Requirement: Report how many lines contain "legend", with no other words.

Provided entries:

· · · ·

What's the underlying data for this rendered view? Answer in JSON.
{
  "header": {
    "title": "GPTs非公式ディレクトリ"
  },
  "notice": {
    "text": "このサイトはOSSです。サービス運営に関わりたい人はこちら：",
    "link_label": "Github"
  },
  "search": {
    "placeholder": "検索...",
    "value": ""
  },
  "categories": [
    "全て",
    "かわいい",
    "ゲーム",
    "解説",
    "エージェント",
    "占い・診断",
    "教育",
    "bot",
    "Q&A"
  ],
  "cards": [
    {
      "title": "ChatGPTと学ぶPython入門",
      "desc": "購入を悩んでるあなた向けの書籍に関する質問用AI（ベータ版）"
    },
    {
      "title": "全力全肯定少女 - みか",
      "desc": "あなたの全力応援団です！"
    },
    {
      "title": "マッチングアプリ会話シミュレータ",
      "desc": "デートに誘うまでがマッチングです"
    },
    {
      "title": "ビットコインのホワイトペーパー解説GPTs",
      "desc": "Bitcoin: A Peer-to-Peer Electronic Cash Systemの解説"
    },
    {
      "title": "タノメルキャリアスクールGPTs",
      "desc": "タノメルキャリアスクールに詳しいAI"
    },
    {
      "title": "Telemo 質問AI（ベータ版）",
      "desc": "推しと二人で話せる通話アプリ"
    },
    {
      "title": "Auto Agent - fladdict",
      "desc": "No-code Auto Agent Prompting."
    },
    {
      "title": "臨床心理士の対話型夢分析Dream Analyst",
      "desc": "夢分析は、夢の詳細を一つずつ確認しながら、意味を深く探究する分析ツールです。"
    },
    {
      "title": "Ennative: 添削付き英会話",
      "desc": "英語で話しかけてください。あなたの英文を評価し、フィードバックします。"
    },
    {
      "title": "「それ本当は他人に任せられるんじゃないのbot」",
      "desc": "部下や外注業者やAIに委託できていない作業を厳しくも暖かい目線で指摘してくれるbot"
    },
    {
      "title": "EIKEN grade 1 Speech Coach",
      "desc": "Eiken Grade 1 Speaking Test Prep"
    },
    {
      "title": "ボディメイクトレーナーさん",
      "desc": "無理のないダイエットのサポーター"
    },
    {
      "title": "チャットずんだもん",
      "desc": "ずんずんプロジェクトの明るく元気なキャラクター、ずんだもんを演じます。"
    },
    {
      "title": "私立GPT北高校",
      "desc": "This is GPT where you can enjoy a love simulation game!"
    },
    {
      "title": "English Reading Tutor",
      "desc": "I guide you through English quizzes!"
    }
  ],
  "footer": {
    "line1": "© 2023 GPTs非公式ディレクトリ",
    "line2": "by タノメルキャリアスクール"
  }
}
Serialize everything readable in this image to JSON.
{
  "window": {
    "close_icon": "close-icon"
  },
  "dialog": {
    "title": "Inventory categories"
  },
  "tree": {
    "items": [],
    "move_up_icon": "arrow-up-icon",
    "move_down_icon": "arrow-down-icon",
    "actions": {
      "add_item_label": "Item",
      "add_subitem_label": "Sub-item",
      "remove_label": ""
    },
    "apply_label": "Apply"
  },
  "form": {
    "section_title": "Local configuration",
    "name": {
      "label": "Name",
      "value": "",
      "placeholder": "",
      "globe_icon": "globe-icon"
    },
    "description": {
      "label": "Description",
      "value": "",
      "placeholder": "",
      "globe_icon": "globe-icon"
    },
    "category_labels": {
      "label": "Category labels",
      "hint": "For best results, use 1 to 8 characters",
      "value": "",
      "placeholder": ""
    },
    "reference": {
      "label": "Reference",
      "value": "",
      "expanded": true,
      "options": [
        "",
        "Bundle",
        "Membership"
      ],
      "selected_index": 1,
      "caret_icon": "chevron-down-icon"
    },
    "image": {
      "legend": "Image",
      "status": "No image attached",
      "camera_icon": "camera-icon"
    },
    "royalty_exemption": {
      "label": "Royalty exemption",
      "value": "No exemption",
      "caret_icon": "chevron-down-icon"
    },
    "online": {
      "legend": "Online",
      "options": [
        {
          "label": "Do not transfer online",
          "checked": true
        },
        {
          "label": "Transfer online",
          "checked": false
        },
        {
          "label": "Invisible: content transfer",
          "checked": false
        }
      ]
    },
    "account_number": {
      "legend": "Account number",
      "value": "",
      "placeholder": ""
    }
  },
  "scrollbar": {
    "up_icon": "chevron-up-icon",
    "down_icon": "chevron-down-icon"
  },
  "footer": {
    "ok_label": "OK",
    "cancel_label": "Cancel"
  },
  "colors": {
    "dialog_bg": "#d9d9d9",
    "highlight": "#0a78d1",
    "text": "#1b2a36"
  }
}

· · · ·

The completed task: 3